━━━ Фрагмент текста ━━━
Г. Кружков. Йейтс в 1922 году

 
      [ИЛ, № 10, 2005]
 

18.09.2007 г.

 
      Жизнь Уильяма Йейтса (1865-1939) переламывается на дате «1917». В этом году он женится (воистину революционный шаг для пятидесяти двухлетнего холостяка), пишет книгу «Per Amica Silentia Lunae», заключая в нее свое философское и творческое кредо, и, наконец, приобретает старинную норманнскую башню на западе Ирландии, в графстве Голуэй,- башню, которой суждено стать символом его поздней, наиболее зрелой, поэзии.
      В башне сто лет уже никто не жил. Потребовалось кое-где сменить перекрытия, сложить новый камин… Ремонт затянулся. Йейтсу не терпится приехать, чтобы самому проследить за последней стадией работ, благо жить есть где – по соседству имение его лучшего друга и покровительницы леди Грегори,- но в округе неспокойно, политическая ситуация в Ирландии зыбкая, и ехать с двумя крохотными детьми в Голуэй друзья ему не советуют. Йейтс выжидает, откладывает; наконец весной 1922 года решается – и попадает в самый разгар ирландской смуты.
 
      Понятно, что с годами человек становится консервативней. Впрочем, Йейтс никогда не был радикалом, хотя и дружил с революционерами, а его патриотическая пьеса «Кэтлин, дочь Хулиэна» в свое время вызвала взрыв энтузиазма пылкой дублинской молодежи. Он сумел увидеть «страшную красоту» Дублинского восстания 1916 года и оценить жертвенность ее участников – но вряд ли ожидал, каким ожесточенным демоном предстанет вскоре эта страшная красавица.
      Прошло пять лет после «Кровавой Пасхи», и многое изменилось в стране и в жизни Йейтса. Выпущенный на волю демон насилия требовал новых жертв. Йейтс чувствовал и свою личную вину за происходящее:
      Вот до чего мы
      Дофилософствовались, вот каков
      Наш мир – клубок дерущихся хорьков!
      Это строки из стихотворения «Тысяча девятьсот девятнадцатый», написанного в 1921 году более по слухам и газетным сообщениям, чем по личному опыту. «Размышления во время гражданской войны», о которых мы собираемся говорить, писались год спустя – и уже очевидцем событий.
━━━
Что нужно сделать
1. Ответьте на вопросы по отрывку о Йейтсе:
(a) Где находилась башня, которую приобрёл Йейтс?
(b) Чьё имение располагалось по соседству с башней?
(c) В каком году было написано стихотворение «Тысяча девятьсот девятнадцатый»?
2. Подхватите отрывок о Йейтсе и продолжите его сразу после последнего предложения.
Записи взяты из другого источника.
━━━ Извлечённые данные ━━━
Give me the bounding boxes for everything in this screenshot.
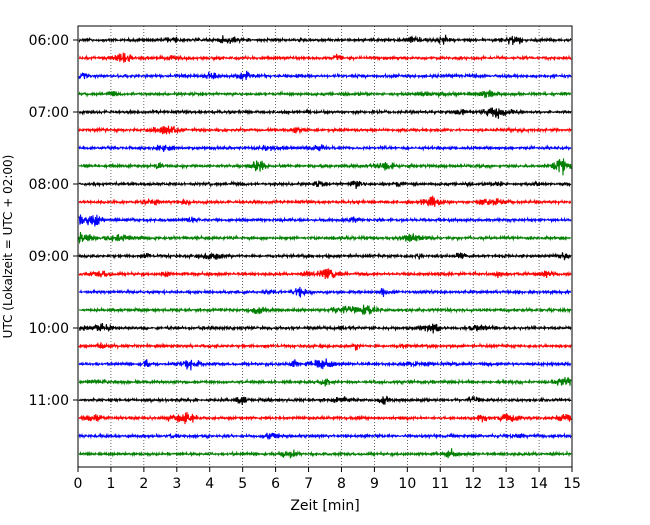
trace-line xyxy=(78,158,572,176)
y-tick-label: 08:00 xyxy=(29,177,69,193)
y-axis-title: UTC (Lokalzeit = UTC + 02:00) xyxy=(1,155,15,339)
x-tick-label: 13 xyxy=(497,476,515,492)
x-tick-label: 14 xyxy=(530,476,548,492)
trace-line xyxy=(78,144,572,152)
trace-line xyxy=(78,195,572,207)
trace-line xyxy=(78,52,572,63)
plot-frame xyxy=(77,25,573,468)
trace-line xyxy=(78,180,572,190)
trace-line xyxy=(78,358,572,371)
trace-line xyxy=(78,286,572,298)
y-tick-label: 09:00 xyxy=(29,249,69,265)
x-tick-label: 3 xyxy=(172,476,181,492)
trace-line xyxy=(78,251,572,261)
trace-line xyxy=(78,34,572,46)
trace-line xyxy=(78,377,572,387)
x-tick-label: 6 xyxy=(271,476,280,492)
x-tick-label: 2 xyxy=(139,476,148,492)
y-tick-label: 10:00 xyxy=(29,321,69,337)
y-tick-label: 06:00 xyxy=(29,33,69,49)
trace-line xyxy=(78,70,572,81)
trace-line xyxy=(78,342,572,351)
x-tick-label: 15 xyxy=(563,476,581,492)
x-tick-label: 8 xyxy=(337,476,346,492)
y-tick-label: 11:00 xyxy=(29,393,69,409)
x-tick-label: 10 xyxy=(398,476,416,492)
x-tick-label: 11 xyxy=(431,476,449,492)
x-tick-label: 4 xyxy=(205,476,214,492)
trace-line xyxy=(78,411,572,425)
trace-line xyxy=(78,448,572,459)
trace-line xyxy=(78,322,572,334)
x-tick-label: 9 xyxy=(370,476,379,492)
trace-group xyxy=(78,34,572,459)
y-axis: 06:00 07:00 08:00 09:00 10:00 11:00 xyxy=(29,33,78,409)
trace-line xyxy=(78,268,572,280)
x-tick-label: 0 xyxy=(74,476,83,492)
x-axis-title: Zeit [min] xyxy=(290,498,359,514)
trace-line xyxy=(78,432,572,440)
trace-line xyxy=(78,214,572,227)
x-tick-label: 1 xyxy=(106,476,115,492)
x-tick-label: 12 xyxy=(464,476,482,492)
y-tick-label: 07:00 xyxy=(29,105,69,121)
trace-line xyxy=(78,89,572,99)
x-tick-label: 7 xyxy=(304,476,313,492)
x-axis: 0 1 2 3 4 5 6 7 8 9 10 11 12 13 14 15 xyxy=(74,467,581,492)
trace-line xyxy=(78,395,572,406)
x-tick-label: 5 xyxy=(238,476,247,492)
trace-line xyxy=(78,232,572,245)
trace-line xyxy=(78,107,572,119)
trace-line xyxy=(78,125,572,135)
trace-line xyxy=(78,304,572,316)
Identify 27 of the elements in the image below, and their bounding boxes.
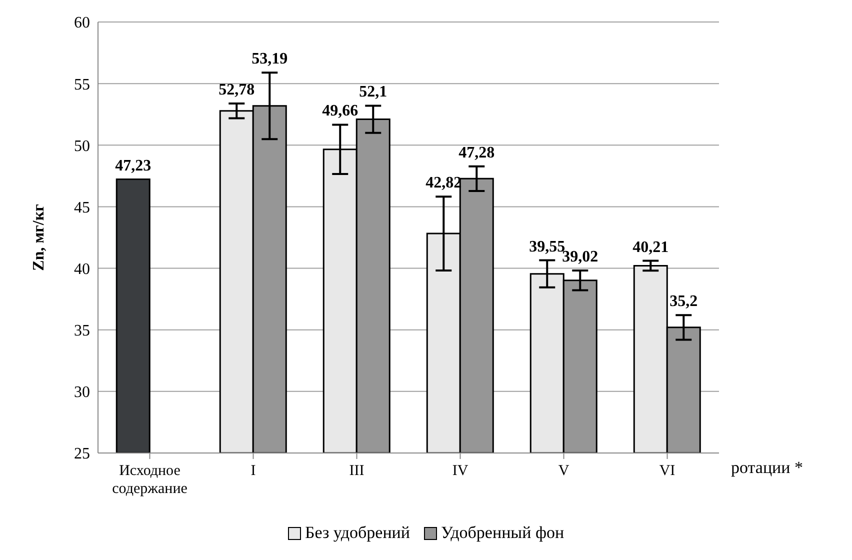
data-label: 47,28	[458, 144, 495, 162]
y-tick-label: 35	[74, 322, 90, 340]
legend-label: Без удобрений	[304, 523, 410, 543]
data-label: 39,55	[529, 238, 566, 256]
y-tick-label: 40	[74, 260, 90, 278]
data-label: 35,2	[670, 293, 698, 310]
x-tick-label: Исходное содержание	[112, 463, 188, 497]
y-tick-label: 55	[74, 76, 90, 94]
y-tick-label: 50	[74, 138, 90, 155]
y-tick-label: 45	[74, 199, 90, 216]
y-tick-label: 30	[74, 384, 90, 402]
x-axis-title: ротации *	[731, 458, 804, 478]
x-tick-label: I	[250, 463, 256, 479]
data-label: 49,66	[322, 102, 358, 120]
data-label: 52,78	[218, 82, 255, 99]
y-tick-label: 60	[74, 14, 90, 32]
y-tick-label: 25	[74, 446, 90, 463]
data-label: 47,23	[115, 157, 152, 174]
x-tick-label: IV	[452, 463, 468, 479]
legend-label: Удобренный фон	[440, 523, 564, 543]
data-label: 52,1	[359, 84, 388, 101]
x-tick-label: III	[349, 463, 364, 479]
data-label: 53,19	[252, 50, 288, 68]
x-tick-label: VI	[659, 463, 676, 479]
data-label: 40,21	[632, 238, 669, 256]
x-tick-label: V	[558, 463, 570, 479]
y-axis-title: Zn, мг/кг	[30, 204, 48, 271]
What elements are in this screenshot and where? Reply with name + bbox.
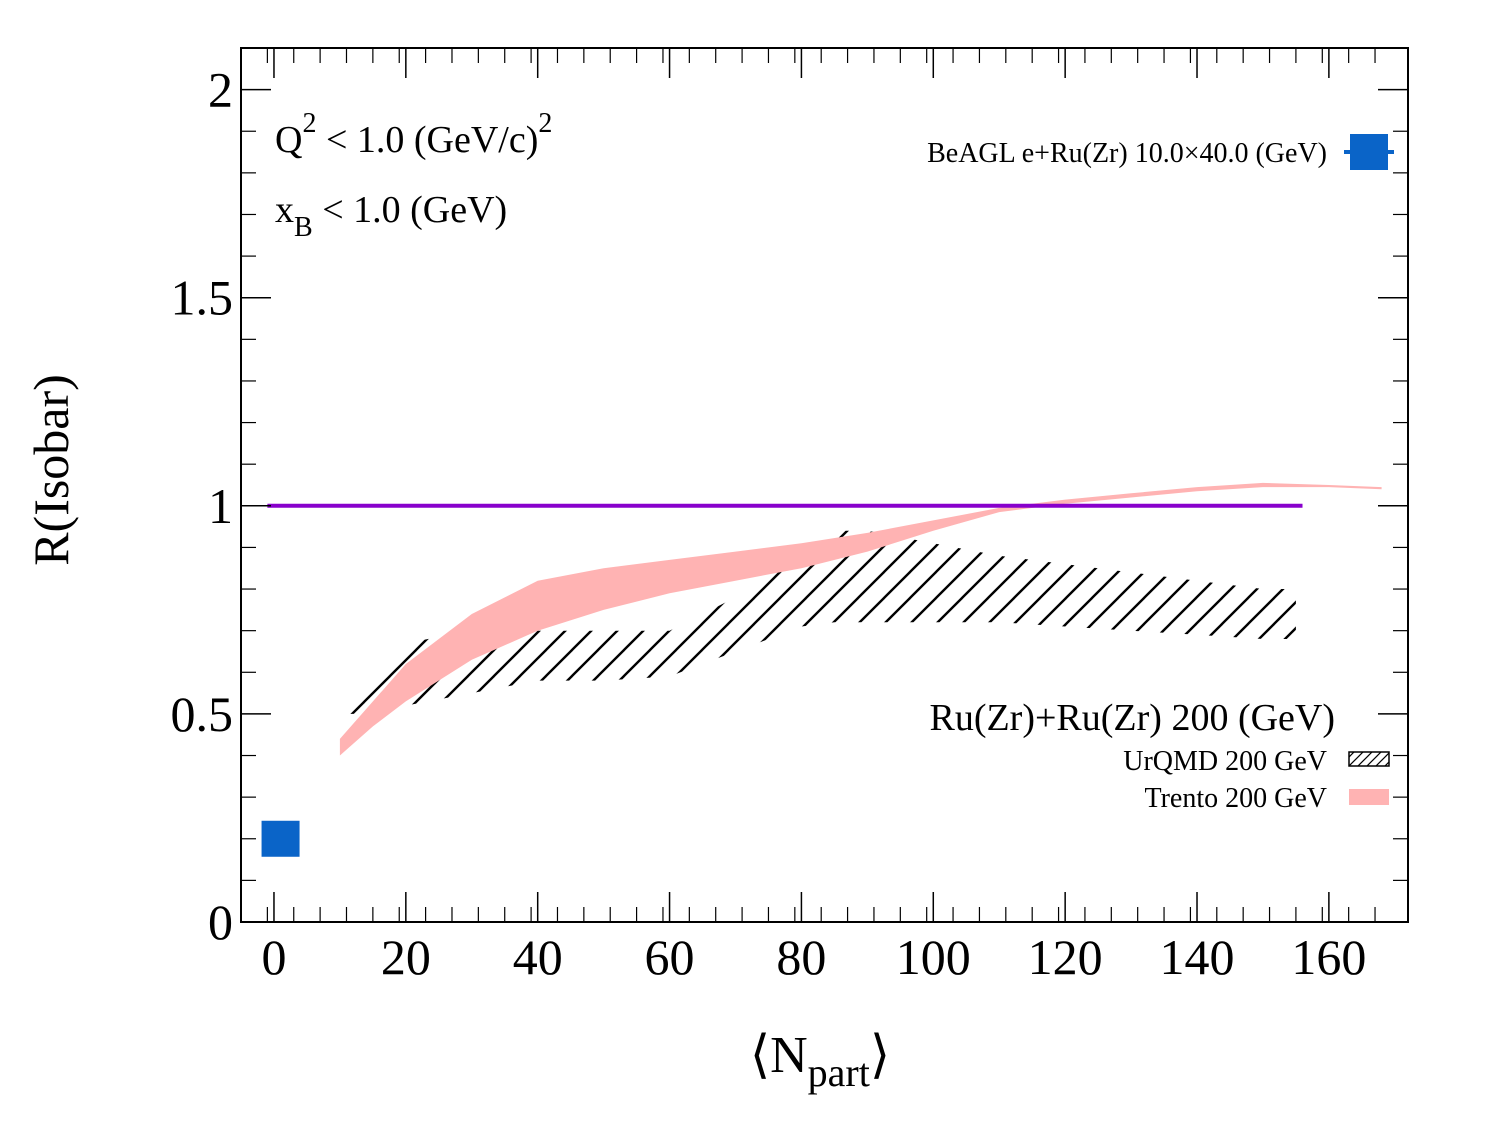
x-axis-title: ⟨Npart⟩: [750, 1027, 890, 1095]
legend-label-beagl: BeAGL e+Ru(Zr) 10.0×40.0 (GeV): [927, 138, 1327, 169]
y-tick-label: 0: [208, 894, 233, 950]
plot-frame: [240, 47, 1409, 923]
x-tick-label: 100: [896, 929, 971, 985]
annotation-q2-sup2: 2: [538, 108, 552, 139]
annotation-xb: xB < 1.0 (GeV): [275, 189, 507, 243]
y-axis-title: R(Isobar): [23, 374, 79, 566]
x-tick-label: 120: [1028, 929, 1103, 985]
x-tick-label: 60: [645, 929, 695, 985]
x-axis-title-close: ⟩: [870, 1027, 890, 1084]
axis-tick-labels: 0 20 40 60 80 100 120 140 160 0 0.5 1 1.5 2: [171, 62, 1367, 985]
x-tick-label: 80: [776, 929, 826, 985]
data-points: [261, 820, 300, 857]
annotation-q2: Q2 < 1.0 (GeV/c)2: [275, 108, 552, 161]
annotation-xb-rest: < 1.0 (GeV): [313, 189, 508, 231]
x-tick-label: 40: [513, 929, 563, 985]
x-tick-label: 160: [1291, 929, 1366, 985]
legend: BeAGL e+Ru(Zr) 10.0×40.0 (GeV) UrQMD 200…: [927, 134, 1394, 814]
legend-label-urqmd: UrQMD 200 GeV: [1123, 746, 1327, 777]
x-axis-title-sub: part: [808, 1050, 870, 1095]
legend-marker-trento: [1349, 789, 1389, 805]
y-tick-label: 0.5: [171, 686, 234, 742]
annotation-q2-sup1: 2: [302, 108, 316, 139]
annotation-system: Ru(Zr)+Ru(Zr) 200 (GeV): [929, 697, 1335, 739]
x-tick-label: 140: [1160, 929, 1235, 985]
data-bands: [339, 482, 1382, 756]
y-tick-label: 2: [208, 62, 233, 118]
x-axis-title-main: ⟨N: [750, 1027, 808, 1084]
annotation-q2-rest: < 1.0 (GeV/c): [316, 119, 538, 161]
axis-ticks: [240, 48, 1408, 923]
legend-label-trento: Trento 200 GeV: [1144, 783, 1327, 814]
annotation-xb-main: x: [275, 189, 294, 231]
annotation-q2-main: Q: [275, 119, 302, 161]
trento-band: [339, 482, 1382, 756]
x-tick-label: 20: [381, 929, 431, 985]
legend-marker-urqmd: [1348, 751, 1390, 767]
y-tick-label: 1: [208, 478, 233, 534]
urqmd-band: [339, 530, 1296, 714]
y-tick-label: 1.5: [171, 270, 234, 326]
x-tick-label: 0: [261, 929, 286, 985]
annotation-xb-sub: B: [294, 212, 313, 243]
beagl-data-point: [261, 820, 300, 857]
━━━
Ответы по заданиям
1.
(a) На западе Ирландии, в графстве Голуэй.
(b) Имение леди Грегори, лучшего друга и покровительницы Йейтса.
(c) В 1921 году.

2.
II

 
      Сообщая в письме о только что законченном цикле стихов, Йейтс подчеркивал, что стихи эти «не философские, а простые и страстные». Слова поэта, конечно же, следует воспринимать с поправкой на его метод, который можно назвать «метафизическим» почти в том же смысле, что и метод Донна. Писать совсем просто – с натуры, из сердца и так далее – Йейтс уже не мог, если бы даже захотел. Он привык к опоре на некую систему идей и символов, без которых чувствовал бы себя «потерянным в лесу смутных впечатлений и чувствований».
      Цикл из семи стихотворений имеет свою отнюдь не простую и не случайную, а тщательно продуманную композицию. Она ведет от «Усадеб предков» (часть I), символа традиции и стабильности, через картины гражданского хаоса и раздора (части V и VI) к пророчеству о грядущем равнодушии толпы – равнодушии, которое еще хуже ярости одержимых демонов мести (часть VII).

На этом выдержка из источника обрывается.